= Data shown =
--------------------
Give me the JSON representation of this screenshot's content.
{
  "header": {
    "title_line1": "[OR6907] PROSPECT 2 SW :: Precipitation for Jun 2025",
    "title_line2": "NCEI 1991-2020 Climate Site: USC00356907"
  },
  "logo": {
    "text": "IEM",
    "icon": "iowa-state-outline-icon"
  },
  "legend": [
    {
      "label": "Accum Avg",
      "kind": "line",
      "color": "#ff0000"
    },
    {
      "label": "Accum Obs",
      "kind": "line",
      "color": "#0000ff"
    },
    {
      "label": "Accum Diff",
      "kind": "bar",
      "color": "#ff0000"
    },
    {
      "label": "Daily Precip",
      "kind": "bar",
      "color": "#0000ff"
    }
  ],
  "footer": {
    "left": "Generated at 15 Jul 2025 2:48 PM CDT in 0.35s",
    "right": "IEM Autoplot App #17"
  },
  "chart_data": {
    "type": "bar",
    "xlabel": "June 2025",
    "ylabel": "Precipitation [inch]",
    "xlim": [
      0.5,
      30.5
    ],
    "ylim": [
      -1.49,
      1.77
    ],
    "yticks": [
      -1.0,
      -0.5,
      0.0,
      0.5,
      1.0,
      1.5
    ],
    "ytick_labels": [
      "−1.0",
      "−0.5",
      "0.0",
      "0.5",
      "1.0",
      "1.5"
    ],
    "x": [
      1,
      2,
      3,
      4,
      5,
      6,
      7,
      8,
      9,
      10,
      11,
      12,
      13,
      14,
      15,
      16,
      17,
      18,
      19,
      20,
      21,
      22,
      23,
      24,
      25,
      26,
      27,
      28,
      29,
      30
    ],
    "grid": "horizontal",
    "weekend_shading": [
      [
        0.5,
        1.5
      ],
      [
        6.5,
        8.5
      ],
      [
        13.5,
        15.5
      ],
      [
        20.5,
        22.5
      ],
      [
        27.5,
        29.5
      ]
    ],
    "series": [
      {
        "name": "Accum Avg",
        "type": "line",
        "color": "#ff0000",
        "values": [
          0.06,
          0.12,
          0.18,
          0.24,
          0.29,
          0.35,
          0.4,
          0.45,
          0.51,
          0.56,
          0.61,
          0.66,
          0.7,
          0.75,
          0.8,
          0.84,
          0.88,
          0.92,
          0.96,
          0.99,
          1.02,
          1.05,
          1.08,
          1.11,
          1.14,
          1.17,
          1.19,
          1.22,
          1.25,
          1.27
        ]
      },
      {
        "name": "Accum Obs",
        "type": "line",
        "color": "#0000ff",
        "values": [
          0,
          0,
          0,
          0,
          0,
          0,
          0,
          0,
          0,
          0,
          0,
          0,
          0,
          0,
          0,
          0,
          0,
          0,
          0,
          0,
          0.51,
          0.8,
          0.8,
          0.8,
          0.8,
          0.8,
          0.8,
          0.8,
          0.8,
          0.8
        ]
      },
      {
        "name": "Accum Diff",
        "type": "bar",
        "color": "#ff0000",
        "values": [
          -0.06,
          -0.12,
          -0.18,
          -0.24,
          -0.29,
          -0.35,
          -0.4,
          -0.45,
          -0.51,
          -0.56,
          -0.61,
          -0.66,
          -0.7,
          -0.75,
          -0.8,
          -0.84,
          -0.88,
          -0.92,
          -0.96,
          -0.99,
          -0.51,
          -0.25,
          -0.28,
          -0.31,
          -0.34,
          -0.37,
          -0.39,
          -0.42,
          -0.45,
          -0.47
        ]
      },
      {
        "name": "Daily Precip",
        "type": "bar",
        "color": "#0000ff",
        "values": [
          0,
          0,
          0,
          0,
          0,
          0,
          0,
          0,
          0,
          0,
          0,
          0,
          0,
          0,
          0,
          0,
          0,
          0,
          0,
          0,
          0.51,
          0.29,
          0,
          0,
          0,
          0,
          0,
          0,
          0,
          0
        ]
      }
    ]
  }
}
--------------------
= Exercise prompt =
Your answer should be a single number: the count of lines in the material above that contain "Precipitation".

= Reply =
2